» **Stated task**
Pick every line from the data that holds the word "shares".

» **Task input**
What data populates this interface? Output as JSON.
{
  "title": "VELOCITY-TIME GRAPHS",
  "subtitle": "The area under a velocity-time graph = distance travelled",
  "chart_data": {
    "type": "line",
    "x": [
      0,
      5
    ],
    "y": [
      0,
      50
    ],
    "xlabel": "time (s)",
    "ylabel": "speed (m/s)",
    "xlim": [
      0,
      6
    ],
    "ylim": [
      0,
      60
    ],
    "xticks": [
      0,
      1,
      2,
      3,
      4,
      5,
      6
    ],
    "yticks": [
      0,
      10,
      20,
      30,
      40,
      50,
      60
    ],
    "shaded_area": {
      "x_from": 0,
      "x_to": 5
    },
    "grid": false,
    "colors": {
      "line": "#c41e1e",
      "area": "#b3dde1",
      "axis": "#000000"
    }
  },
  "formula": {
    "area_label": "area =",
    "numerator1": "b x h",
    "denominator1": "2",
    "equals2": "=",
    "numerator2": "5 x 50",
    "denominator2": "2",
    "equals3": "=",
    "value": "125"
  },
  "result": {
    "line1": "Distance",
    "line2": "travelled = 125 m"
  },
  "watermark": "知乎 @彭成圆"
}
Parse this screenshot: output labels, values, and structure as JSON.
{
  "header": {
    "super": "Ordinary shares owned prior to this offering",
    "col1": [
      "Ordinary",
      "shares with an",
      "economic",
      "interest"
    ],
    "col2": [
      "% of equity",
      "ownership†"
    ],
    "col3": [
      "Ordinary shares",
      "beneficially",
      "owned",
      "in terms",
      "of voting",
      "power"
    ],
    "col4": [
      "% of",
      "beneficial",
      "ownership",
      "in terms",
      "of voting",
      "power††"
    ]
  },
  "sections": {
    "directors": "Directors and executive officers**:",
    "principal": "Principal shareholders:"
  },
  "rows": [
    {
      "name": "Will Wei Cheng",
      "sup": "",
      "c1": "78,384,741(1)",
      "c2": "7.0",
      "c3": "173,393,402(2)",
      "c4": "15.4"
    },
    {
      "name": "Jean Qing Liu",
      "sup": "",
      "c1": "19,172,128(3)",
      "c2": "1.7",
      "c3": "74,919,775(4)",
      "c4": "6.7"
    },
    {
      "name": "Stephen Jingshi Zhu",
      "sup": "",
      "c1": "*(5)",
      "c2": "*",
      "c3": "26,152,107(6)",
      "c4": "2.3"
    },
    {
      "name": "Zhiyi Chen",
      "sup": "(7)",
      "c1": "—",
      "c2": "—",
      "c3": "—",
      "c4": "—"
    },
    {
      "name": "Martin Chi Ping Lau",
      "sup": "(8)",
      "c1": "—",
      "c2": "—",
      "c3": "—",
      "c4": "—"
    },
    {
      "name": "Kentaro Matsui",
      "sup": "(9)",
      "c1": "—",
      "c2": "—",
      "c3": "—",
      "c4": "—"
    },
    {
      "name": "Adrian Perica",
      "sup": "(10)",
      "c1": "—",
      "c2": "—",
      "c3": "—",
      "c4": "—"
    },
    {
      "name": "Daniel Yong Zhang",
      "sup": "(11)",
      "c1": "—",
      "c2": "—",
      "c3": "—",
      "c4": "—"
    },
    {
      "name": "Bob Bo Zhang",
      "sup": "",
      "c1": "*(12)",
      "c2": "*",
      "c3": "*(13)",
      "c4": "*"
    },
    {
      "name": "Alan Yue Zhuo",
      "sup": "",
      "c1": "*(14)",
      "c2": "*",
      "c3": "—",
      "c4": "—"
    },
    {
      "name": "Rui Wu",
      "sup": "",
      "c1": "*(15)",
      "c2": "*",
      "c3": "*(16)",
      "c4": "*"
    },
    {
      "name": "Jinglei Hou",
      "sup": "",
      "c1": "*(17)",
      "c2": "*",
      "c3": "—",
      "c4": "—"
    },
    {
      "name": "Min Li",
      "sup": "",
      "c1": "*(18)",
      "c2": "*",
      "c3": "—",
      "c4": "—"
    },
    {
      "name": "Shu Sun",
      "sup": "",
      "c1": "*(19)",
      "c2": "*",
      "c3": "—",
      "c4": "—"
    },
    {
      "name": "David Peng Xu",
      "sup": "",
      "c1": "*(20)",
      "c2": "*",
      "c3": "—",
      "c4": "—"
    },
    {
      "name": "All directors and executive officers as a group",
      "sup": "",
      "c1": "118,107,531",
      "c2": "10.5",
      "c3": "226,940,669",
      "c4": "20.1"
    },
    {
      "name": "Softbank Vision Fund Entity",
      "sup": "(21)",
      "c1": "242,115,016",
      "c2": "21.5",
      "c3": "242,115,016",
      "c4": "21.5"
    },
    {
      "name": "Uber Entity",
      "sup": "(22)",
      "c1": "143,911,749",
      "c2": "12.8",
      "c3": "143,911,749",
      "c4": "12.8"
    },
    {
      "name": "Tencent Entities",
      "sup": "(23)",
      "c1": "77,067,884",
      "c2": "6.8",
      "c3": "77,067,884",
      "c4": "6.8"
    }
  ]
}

» **Exercise result**
    "super": "Ordinary shares owned prior to this offering",
      "shares with an",
      "Ordinary shares",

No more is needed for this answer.